* BEGIN *

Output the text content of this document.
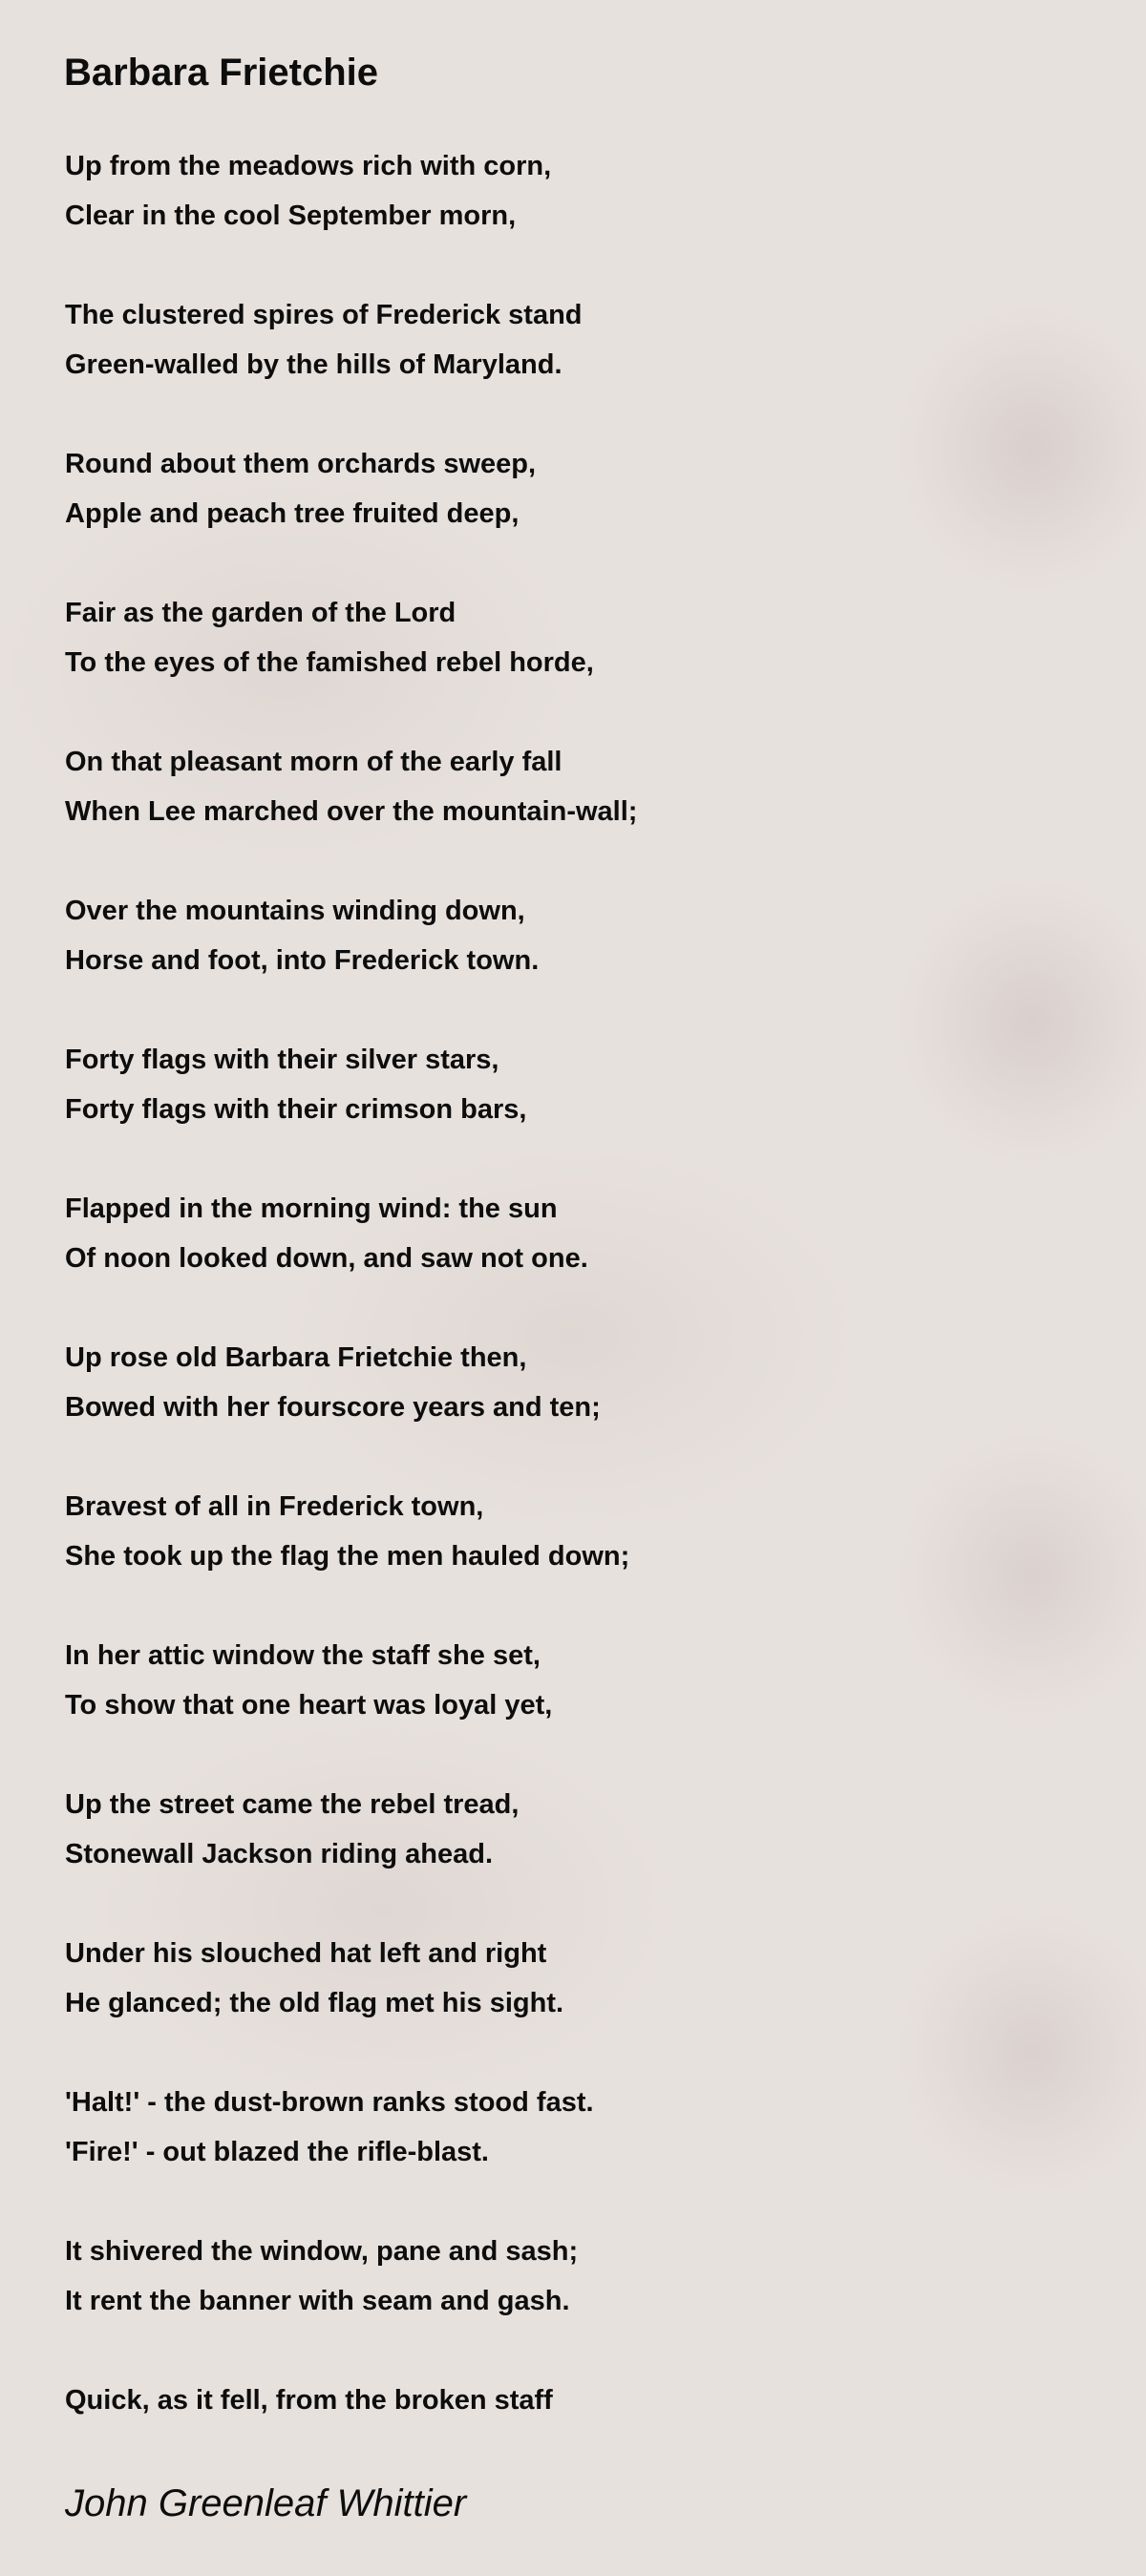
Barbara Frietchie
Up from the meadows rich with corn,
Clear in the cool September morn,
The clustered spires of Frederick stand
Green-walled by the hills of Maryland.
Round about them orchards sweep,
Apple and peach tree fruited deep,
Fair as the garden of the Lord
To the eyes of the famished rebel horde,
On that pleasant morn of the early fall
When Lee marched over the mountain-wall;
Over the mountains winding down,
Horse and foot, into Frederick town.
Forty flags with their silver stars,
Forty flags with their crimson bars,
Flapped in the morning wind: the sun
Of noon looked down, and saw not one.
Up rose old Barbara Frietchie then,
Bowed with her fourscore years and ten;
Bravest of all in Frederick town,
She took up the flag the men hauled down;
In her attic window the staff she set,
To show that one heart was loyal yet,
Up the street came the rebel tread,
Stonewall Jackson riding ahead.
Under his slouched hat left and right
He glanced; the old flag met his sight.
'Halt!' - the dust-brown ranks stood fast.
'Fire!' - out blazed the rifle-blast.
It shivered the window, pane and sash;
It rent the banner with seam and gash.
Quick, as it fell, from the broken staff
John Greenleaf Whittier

* END *

**THE REQUEST**
Copy out all of the material exactly as written, without its pictures.

**THE OUTPUT**
Output the text content of this document.
Barbara Frietchie
Up from the meadows rich with corn,
Clear in the cool September morn,
The clustered spires of Frederick stand
Green-walled by the hills of Maryland.
Round about them orchards sweep,
Apple and peach tree fruited deep,
Fair as the garden of the Lord
To the eyes of the famished rebel horde,
On that pleasant morn of the early fall
When Lee marched over the mountain-wall;
Over the mountains winding down,
Horse and foot, into Frederick town.
Forty flags with their silver stars,
Forty flags with their crimson bars,
Flapped in the morning wind: the sun
Of noon looked down, and saw not one.
Up rose old Barbara Frietchie then,
Bowed with her fourscore years and ten;
Bravest of all in Frederick town,
She took up the flag the men hauled down;
In her attic window the staff she set,
To show that one heart was loyal yet,
Up the street came the rebel tread,
Stonewall Jackson riding ahead.
Under his slouched hat left and right
He glanced; the old flag met his sight.
'Halt!' - the dust-brown ranks stood fast.
'Fire!' - out blazed the rifle-blast.
It shivered the window, pane and sash;
It rent the banner with seam and gash.
Quick, as it fell, from the broken staff
John Greenleaf Whittier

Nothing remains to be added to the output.